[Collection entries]
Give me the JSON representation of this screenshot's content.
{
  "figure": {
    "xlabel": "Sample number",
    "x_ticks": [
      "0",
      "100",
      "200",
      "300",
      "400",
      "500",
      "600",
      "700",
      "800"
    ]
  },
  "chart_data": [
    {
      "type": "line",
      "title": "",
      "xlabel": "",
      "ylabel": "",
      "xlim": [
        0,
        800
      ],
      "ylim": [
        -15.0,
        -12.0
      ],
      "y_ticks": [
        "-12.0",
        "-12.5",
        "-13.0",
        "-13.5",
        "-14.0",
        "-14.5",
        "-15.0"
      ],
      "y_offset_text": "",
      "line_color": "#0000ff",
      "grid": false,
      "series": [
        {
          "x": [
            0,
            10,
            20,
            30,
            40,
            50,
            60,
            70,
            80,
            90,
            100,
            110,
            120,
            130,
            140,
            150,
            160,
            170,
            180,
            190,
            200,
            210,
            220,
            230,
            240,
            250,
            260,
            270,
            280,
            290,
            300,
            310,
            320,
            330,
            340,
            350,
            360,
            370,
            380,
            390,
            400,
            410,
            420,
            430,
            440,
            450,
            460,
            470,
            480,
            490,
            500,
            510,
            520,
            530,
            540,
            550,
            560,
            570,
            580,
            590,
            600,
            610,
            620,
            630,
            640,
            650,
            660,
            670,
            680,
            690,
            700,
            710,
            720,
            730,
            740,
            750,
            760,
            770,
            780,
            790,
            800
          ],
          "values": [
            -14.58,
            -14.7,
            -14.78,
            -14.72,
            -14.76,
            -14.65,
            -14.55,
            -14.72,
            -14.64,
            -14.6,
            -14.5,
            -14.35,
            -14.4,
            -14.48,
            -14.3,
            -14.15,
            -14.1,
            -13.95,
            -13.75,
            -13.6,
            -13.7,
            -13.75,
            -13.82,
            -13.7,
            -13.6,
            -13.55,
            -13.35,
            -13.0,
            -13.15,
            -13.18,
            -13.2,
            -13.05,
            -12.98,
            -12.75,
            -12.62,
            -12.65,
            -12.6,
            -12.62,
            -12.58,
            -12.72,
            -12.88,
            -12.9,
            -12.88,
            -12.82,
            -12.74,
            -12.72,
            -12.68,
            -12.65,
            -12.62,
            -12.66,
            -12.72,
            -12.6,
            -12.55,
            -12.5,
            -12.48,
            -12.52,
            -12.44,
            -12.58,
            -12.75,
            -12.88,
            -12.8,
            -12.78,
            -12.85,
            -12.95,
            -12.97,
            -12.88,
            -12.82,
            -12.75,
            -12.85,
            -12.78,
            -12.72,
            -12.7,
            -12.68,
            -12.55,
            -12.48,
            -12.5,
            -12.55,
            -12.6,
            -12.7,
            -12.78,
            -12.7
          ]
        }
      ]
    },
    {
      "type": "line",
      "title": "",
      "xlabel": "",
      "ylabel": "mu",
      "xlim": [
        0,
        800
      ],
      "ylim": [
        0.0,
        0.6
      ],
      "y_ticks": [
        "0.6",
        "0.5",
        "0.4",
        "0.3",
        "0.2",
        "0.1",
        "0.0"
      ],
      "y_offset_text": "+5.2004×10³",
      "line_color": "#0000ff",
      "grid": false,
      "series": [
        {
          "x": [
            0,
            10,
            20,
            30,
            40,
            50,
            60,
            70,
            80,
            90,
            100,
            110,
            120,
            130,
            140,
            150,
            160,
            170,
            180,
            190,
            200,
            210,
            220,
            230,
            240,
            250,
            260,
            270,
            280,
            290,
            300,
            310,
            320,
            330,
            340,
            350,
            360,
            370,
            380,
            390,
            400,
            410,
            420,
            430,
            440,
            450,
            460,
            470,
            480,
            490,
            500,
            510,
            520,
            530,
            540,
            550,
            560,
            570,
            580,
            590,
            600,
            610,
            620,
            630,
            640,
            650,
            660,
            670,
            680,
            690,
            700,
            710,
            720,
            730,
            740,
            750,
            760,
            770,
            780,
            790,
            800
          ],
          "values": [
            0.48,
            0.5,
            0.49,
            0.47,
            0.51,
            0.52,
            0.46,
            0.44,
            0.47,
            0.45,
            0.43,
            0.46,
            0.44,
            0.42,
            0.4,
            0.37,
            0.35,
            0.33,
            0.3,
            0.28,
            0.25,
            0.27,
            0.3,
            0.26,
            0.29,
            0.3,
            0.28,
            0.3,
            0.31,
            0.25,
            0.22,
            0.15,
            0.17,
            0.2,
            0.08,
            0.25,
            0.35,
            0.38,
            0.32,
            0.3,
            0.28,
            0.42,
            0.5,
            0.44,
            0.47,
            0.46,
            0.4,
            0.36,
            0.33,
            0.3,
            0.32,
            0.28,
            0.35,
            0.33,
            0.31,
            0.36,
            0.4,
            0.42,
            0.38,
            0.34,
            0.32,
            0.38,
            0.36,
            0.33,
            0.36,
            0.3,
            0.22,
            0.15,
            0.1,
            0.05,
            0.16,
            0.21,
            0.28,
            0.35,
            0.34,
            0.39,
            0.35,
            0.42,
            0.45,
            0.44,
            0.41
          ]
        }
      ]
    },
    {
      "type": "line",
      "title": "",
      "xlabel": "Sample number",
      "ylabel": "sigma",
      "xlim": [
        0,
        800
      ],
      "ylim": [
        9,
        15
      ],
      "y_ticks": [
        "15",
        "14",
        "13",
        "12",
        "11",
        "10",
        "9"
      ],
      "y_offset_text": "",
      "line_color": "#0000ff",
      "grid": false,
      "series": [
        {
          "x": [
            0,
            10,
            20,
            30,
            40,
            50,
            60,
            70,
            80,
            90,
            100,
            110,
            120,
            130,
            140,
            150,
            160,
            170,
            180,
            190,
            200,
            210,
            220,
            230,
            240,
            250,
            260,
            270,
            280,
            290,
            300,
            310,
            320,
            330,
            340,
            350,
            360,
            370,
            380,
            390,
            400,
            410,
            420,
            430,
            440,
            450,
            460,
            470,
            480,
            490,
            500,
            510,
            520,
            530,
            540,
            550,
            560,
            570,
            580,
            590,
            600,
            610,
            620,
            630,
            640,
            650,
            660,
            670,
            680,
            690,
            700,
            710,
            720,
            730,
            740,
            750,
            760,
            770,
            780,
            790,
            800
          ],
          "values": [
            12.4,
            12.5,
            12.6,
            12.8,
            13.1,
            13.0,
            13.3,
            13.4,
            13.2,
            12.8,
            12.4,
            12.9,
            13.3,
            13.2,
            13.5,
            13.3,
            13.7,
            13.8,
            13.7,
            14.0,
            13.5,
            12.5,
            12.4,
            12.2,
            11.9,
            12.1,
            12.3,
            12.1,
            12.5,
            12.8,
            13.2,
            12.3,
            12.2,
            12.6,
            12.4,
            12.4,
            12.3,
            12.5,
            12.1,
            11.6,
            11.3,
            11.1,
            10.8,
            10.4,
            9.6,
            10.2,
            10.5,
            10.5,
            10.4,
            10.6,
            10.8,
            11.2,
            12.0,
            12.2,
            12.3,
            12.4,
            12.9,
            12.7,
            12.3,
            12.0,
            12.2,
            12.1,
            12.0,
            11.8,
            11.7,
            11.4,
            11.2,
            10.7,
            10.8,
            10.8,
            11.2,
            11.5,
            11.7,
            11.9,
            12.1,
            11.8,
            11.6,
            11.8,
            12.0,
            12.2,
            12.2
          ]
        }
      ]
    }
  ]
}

### EXERCISE DIRECTIONS
Retype the records that precede this task, keeping them exactly the same.

### FINAL RESULT
Give me the JSON representation of this screenshot's content.
{
  "figure": {
    "xlabel": "Sample number",
    "x_ticks": [
      "0",
      "100",
      "200",
      "300",
      "400",
      "500",
      "600",
      "700",
      "800"
    ]
  },
  "chart_data": [
    {
      "type": "line",
      "title": "",
      "xlabel": "",
      "ylabel": "",
      "xlim": [
        0,
        800
      ],
      "ylim": [
        -15.0,
        -12.0
      ],
      "y_ticks": [
        "-12.0",
        "-12.5",
        "-13.0",
        "-13.5",
        "-14.0",
        "-14.5",
        "-15.0"
      ],
      "y_offset_text": "",
      "line_color": "#0000ff",
      "grid": false,
      "series": [
        {
          "x": [
            0,
            10,
            20,
            30,
            40,
            50,
            60,
            70,
            80,
            90,
            100,
            110,
            120,
            130,
            140,
            150,
            160,
            170,
            180,
            190,
            200,
            210,
            220,
            230,
            240,
            250,
            260,
            270,
            280,
            290,
            300,
            310,
            320,
            330,
            340,
            350,
            360,
            370,
            380,
            390,
            400,
            410,
            420,
            430,
            440,
            450,
            460,
            470,
            480,
            490,
            500,
            510,
            520,
            530,
            540,
            550,
            560,
            570,
            580,
            590,
            600,
            610,
            620,
            630,
            640,
            650,
            660,
            670,
            680,
            690,
            700,
            710,
            720,
            730,
            740,
            750,
            760,
            770,
            780,
            790,
            800
          ],
          "values": [
            -14.58,
            -14.7,
            -14.78,
            -14.72,
            -14.76,
            -14.65,
            -14.55,
            -14.72,
            -14.64,
            -14.6,
            -14.5,
            -14.35,
            -14.4,
            -14.48,
            -14.3,
            -14.15,
            -14.1,
            -13.95,
            -13.75,
            -13.6,
            -13.7,
            -13.75,
            -13.82,
            -13.7,
            -13.6,
            -13.55,
            -13.35,
            -13.0,
            -13.15,
            -13.18,
            -13.2,
            -13.05,
            -12.98,
            -12.75,
            -12.62,
            -12.65,
            -12.6,
            -12.62,
            -12.58,
            -12.72,
            -12.88,
            -12.9,
            -12.88,
            -12.82,
            -12.74,
            -12.72,
            -12.68,
            -12.65,
            -12.62,
            -12.66,
            -12.72,
            -12.6,
            -12.55,
            -12.5,
            -12.48,
            -12.52,
            -12.44,
            -12.58,
            -12.75,
            -12.88,
            -12.8,
            -12.78,
            -12.85,
            -12.95,
            -12.97,
            -12.88,
            -12.82,
            -12.75,
            -12.85,
            -12.78,
            -12.72,
            -12.7,
            -12.68,
            -12.55,
            -12.48,
            -12.5,
            -12.55,
            -12.6,
            -12.7,
            -12.78,
            -12.7
          ]
        }
      ]
    },
    {
      "type": "line",
      "title": "",
      "xlabel": "",
      "ylabel": "mu",
      "xlim": [
        0,
        800
      ],
      "ylim": [
        0.0,
        0.6
      ],
      "y_ticks": [
        "0.6",
        "0.5",
        "0.4",
        "0.3",
        "0.2",
        "0.1",
        "0.0"
      ],
      "y_offset_text": "+5.2004×10³",
      "line_color": "#0000ff",
      "grid": false,
      "series": [
        {
          "x": [
            0,
            10,
            20,
            30,
            40,
            50,
            60,
            70,
            80,
            90,
            100,
            110,
            120,
            130,
            140,
            150,
            160,
            170,
            180,
            190,
            200,
            210,
            220,
            230,
            240,
            250,
            260,
            270,
            280,
            290,
            300,
            310,
            320,
            330,
            340,
            350,
            360,
            370,
            380,
            390,
            400,
            410,
            420,
            430,
            440,
            450,
            460,
            470,
            480,
            490,
            500,
            510,
            520,
            530,
            540,
            550,
            560,
            570,
            580,
            590,
            600,
            610,
            620,
            630,
            640,
            650,
            660,
            670,
            680,
            690,
            700,
            710,
            720,
            730,
            740,
            750,
            760,
            770,
            780,
            790,
            800
          ],
          "values": [
            0.48,
            0.5,
            0.49,
            0.47,
            0.51,
            0.52,
            0.46,
            0.44,
            0.47,
            0.45,
            0.43,
            0.46,
            0.44,
            0.42,
            0.4,
            0.37,
            0.35,
            0.33,
            0.3,
            0.28,
            0.25,
            0.27,
            0.3,
            0.26,
            0.29,
            0.3,
            0.28,
            0.3,
            0.31,
            0.25,
            0.22,
            0.15,
            0.17,
            0.2,
            0.08,
            0.25,
            0.35,
            0.38,
            0.32,
            0.3,
            0.28,
            0.42,
            0.5,
            0.44,
            0.47,
            0.46,
            0.4,
            0.36,
            0.33,
            0.3,
            0.32,
            0.28,
            0.35,
            0.33,
            0.31,
            0.36,
            0.4,
            0.42,
            0.38,
            0.34,
            0.32,
            0.38,
            0.36,
            0.33,
            0.36,
            0.3,
            0.22,
            0.15,
            0.1,
            0.05,
            0.16,
            0.21,
            0.28,
            0.35,
            0.34,
            0.39,
            0.35,
            0.42,
            0.45,
            0.44,
            0.41
          ]
        }
      ]
    },
    {
      "type": "line",
      "title": "",
      "xlabel": "Sample number",
      "ylabel": "sigma",
      "xlim": [
        0,
        800
      ],
      "ylim": [
        9,
        15
      ],
      "y_ticks": [
        "15",
        "14",
        "13",
        "12",
        "11",
        "10",
        "9"
      ],
      "y_offset_text": "",
      "line_color": "#0000ff",
      "grid": false,
      "series": [
        {
          "x": [
            0,
            10,
            20,
            30,
            40,
            50,
            60,
            70,
            80,
            90,
            100,
            110,
            120,
            130,
            140,
            150,
            160,
            170,
            180,
            190,
            200,
            210,
            220,
            230,
            240,
            250,
            260,
            270,
            280,
            290,
            300,
            310,
            320,
            330,
            340,
            350,
            360,
            370,
            380,
            390,
            400,
            410,
            420,
            430,
            440,
            450,
            460,
            470,
            480,
            490,
            500,
            510,
            520,
            530,
            540,
            550,
            560,
            570,
            580,
            590,
            600,
            610,
            620,
            630,
            640,
            650,
            660,
            670,
            680,
            690,
            700,
            710,
            720,
            730,
            740,
            750,
            760,
            770,
            780,
            790,
            800
          ],
          "values": [
            12.4,
            12.5,
            12.6,
            12.8,
            13.1,
            13.0,
            13.3,
            13.4,
            13.2,
            12.8,
            12.4,
            12.9,
            13.3,
            13.2,
            13.5,
            13.3,
            13.7,
            13.8,
            13.7,
            14.0,
            13.5,
            12.5,
            12.4,
            12.2,
            11.9,
            12.1,
            12.3,
            12.1,
            12.5,
            12.8,
            13.2,
            12.3,
            12.2,
            12.6,
            12.4,
            12.4,
            12.3,
            12.5,
            12.1,
            11.6,
            11.3,
            11.1,
            10.8,
            10.4,
            9.6,
            10.2,
            10.5,
            10.5,
            10.4,
            10.6,
            10.8,
            11.2,
            12.0,
            12.2,
            12.3,
            12.4,
            12.9,
            12.7,
            12.3,
            12.0,
            12.2,
            12.1,
            12.0,
            11.8,
            11.7,
            11.4,
            11.2,
            10.7,
            10.8,
            10.8,
            11.2,
            11.5,
            11.7,
            11.9,
            12.1,
            11.8,
            11.6,
            11.8,
            12.0,
            12.2,
            12.2
          ]
        }
      ]
    }
  ]
}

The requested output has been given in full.